**What this task involves:**
Reproduce the key-distribution puzzle below in full, word for word, keeping its paragraph breaks.

(Beginning of Page text)

You need to free the bunny workers before Commander Lambda's space station explodes! Unfortunately, the Commander was very careful with the highest-value workers -- they all work in separate, maximum-security work rooms. The rooms are opened by putting keys into each console, then pressing the open button on each console simultaneously. When the open button is pressed, each key opens its corresponding lock on the work room. So, the union of the keys in all of the consoles must be all of the keys. The scheme may require multiple copies of one key given to different minions.

The consoles are far enough apart that a separate minion is needed for each one. Fortunately, you have already relieved some bunnies to aid you - and even better, you were able to steal the keys while you were working as Commander Lambda's assistant. The problem is, you don't know which keys to use at which consoles. The consoles are programmed to know which keys each minion had, to prevent someone from just stealing all of the keys and using them blindly. There are signs by the consoles saying how many minions had some keys for the set of consoles. You suspect that Commander Lambda has a systematic way to decide which keys to give to each minion such that they could use the consoles.

You need to figure out the scheme that Commander Lambda used to distribute the keys. You know how many minions had keys, and how many consoles are by each work room. You know that Command Lambda wouldn't issue more keys than necessary (beyond what the key distribution scheme requires), and that you need as many bunnies with keys as there are consoles to open the work room.

Given the number of bunnies available and the number of locks required to open a work room, write a function solution(num_buns, num_required) which returns a specification of how to distribute the keys such that any num_required bunnies can open the locks, but no group of (num_required - 1) bunnies can.

(End of Page text)
(Beginning of Dataset content)

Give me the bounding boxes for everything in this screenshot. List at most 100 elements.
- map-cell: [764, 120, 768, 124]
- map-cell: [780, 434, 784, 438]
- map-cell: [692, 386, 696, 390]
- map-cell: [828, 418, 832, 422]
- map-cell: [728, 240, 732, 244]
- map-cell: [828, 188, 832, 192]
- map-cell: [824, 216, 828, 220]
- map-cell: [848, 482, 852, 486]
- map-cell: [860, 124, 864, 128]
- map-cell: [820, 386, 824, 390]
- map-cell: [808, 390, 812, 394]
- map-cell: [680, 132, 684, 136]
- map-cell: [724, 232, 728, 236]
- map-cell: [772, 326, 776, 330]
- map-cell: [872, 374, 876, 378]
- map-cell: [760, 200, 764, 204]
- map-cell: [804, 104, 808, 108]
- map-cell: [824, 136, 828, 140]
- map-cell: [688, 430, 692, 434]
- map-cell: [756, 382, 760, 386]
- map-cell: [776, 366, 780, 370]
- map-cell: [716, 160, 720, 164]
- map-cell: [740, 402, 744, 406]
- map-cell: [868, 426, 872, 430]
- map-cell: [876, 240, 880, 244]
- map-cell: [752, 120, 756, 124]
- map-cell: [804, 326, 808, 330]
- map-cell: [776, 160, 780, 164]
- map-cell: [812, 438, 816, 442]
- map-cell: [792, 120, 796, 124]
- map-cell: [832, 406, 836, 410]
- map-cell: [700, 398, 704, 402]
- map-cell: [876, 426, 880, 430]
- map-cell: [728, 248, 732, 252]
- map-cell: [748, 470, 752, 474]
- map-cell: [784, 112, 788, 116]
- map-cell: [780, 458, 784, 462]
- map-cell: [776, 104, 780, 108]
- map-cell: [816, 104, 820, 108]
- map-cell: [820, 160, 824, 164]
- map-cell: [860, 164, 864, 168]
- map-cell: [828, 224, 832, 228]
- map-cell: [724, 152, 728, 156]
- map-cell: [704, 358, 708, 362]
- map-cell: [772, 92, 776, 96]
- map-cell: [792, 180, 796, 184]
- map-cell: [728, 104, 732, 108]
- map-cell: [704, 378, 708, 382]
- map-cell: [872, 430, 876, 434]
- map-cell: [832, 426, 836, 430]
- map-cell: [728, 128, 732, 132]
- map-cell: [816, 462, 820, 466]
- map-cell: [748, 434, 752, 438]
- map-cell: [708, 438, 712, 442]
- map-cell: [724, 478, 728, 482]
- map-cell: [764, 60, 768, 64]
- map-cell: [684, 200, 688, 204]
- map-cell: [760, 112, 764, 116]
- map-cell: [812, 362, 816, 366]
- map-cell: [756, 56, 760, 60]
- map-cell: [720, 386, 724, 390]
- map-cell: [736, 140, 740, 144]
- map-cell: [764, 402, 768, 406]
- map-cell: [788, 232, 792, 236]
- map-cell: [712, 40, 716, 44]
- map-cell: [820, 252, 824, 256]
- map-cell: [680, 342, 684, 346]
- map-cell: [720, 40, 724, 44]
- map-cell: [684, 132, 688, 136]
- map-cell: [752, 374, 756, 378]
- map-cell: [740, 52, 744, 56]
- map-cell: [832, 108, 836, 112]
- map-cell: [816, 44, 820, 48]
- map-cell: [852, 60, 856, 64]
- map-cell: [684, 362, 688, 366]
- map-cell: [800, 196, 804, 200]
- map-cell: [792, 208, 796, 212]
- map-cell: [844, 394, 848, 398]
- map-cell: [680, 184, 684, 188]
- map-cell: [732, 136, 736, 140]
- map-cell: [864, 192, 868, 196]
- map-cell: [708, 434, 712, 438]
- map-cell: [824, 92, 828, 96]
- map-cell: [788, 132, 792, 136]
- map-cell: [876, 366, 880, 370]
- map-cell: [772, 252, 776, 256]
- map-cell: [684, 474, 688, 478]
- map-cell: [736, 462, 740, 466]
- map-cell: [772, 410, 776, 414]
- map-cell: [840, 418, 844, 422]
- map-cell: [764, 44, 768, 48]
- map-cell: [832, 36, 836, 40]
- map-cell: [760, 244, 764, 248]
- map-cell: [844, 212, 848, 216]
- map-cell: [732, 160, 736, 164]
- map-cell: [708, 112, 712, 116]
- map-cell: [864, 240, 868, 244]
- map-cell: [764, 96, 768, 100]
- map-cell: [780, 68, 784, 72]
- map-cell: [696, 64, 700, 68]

(End of Dataset content)

**Exercise output:**
You need to free the bunny workers before Commander Lambda's space station explodes! Unfortunately, the Commander was very careful with the highest-value workers -- they all work in separate, maximum-security work rooms. The rooms are opened by putting keys into each console, then pressing the open button on each console simultaneously. When the open button is pressed, each key opens its corresponding lock on the work room. So, the union of the keys in all of the consoles must be all of the keys. The scheme may require multiple copies of one key given to different minions.

The consoles are far enough apart that a separate minion is needed for each one. Fortunately, you have already relieved some bunnies to aid you - and even better, you were able to steal the keys while you were working as Commander Lambda's assistant. The problem is, you don't know which keys to use at which consoles. The consoles are programmed to know which keys each minion had, to prevent someone from just stealing all of the keys and using them blindly. There are signs by the consoles saying how many minions had some keys for the set of consoles. You suspect that Commander Lambda has a systematic way to decide which keys to give to each minion such that they could use the consoles.

You need to figure out the scheme that Commander Lambda used to distribute the keys. You know how many minions had keys, and how many consoles are by each work room. You know that Command Lambda wouldn't issue more keys than necessary (beyond what the key distribution scheme requires), and that you need as many bunnies with keys as there are consoles to open the work room.

Given the number of bunnies available and the number of locks required to open a work room, write a function solution(num_buns, num_required) which returns a specification of how to distribute the keys such that any num_required bunnies can open the locks, but no group of (num_required - 1) bunnies can.